* WHAT TO WORK ON
Please copy the rows below word for word, starting at the first row and ending at the row that contains "bar (130, 117, 143, 423)", with both of those rows included.

* INPUT MATERIAL
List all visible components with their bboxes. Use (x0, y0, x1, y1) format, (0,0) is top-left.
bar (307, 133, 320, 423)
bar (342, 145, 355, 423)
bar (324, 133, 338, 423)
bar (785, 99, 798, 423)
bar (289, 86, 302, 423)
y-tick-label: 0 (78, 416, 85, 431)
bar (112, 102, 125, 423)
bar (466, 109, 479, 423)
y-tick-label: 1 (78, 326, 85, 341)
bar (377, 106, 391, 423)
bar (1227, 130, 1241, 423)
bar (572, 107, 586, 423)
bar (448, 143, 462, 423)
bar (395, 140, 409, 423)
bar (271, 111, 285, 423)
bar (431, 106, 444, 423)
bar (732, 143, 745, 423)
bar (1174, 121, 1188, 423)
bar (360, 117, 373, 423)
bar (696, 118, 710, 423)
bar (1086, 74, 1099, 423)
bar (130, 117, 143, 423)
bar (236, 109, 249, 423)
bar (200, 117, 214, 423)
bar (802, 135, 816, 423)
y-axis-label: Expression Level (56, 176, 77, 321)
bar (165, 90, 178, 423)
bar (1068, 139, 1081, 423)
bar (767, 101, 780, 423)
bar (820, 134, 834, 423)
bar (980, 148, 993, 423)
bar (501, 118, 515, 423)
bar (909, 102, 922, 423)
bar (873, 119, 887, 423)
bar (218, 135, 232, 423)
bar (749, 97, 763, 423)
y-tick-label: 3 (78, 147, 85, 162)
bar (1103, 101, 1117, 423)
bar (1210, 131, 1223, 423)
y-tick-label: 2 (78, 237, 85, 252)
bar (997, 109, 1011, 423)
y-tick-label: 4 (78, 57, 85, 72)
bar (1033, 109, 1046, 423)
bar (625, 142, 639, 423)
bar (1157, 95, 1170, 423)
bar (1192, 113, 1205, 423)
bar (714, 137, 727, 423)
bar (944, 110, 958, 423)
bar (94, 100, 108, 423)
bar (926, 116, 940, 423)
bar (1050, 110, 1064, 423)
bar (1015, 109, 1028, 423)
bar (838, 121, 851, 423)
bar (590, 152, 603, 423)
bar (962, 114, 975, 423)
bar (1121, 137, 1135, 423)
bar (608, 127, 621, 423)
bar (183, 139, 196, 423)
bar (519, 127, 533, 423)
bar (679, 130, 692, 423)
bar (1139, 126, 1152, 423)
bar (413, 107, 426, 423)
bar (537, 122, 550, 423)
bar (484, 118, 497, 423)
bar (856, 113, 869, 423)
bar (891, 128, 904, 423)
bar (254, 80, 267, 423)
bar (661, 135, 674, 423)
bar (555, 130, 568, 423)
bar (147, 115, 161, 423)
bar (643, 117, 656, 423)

* ANSWER IN FULL
List all visible components with their bboxes. Use (x0, y0, x1, y1) format, (0,0) is top-left.
bar (307, 133, 320, 423)
bar (342, 145, 355, 423)
bar (324, 133, 338, 423)
bar (785, 99, 798, 423)
bar (289, 86, 302, 423)
y-tick-label: 0 (78, 416, 85, 431)
bar (112, 102, 125, 423)
bar (466, 109, 479, 423)
y-tick-label: 1 (78, 326, 85, 341)
bar (377, 106, 391, 423)
bar (1227, 130, 1241, 423)
bar (572, 107, 586, 423)
bar (448, 143, 462, 423)
bar (395, 140, 409, 423)
bar (271, 111, 285, 423)
bar (431, 106, 444, 423)
bar (732, 143, 745, 423)
bar (1174, 121, 1188, 423)
bar (360, 117, 373, 423)
bar (696, 118, 710, 423)
bar (1086, 74, 1099, 423)
bar (130, 117, 143, 423)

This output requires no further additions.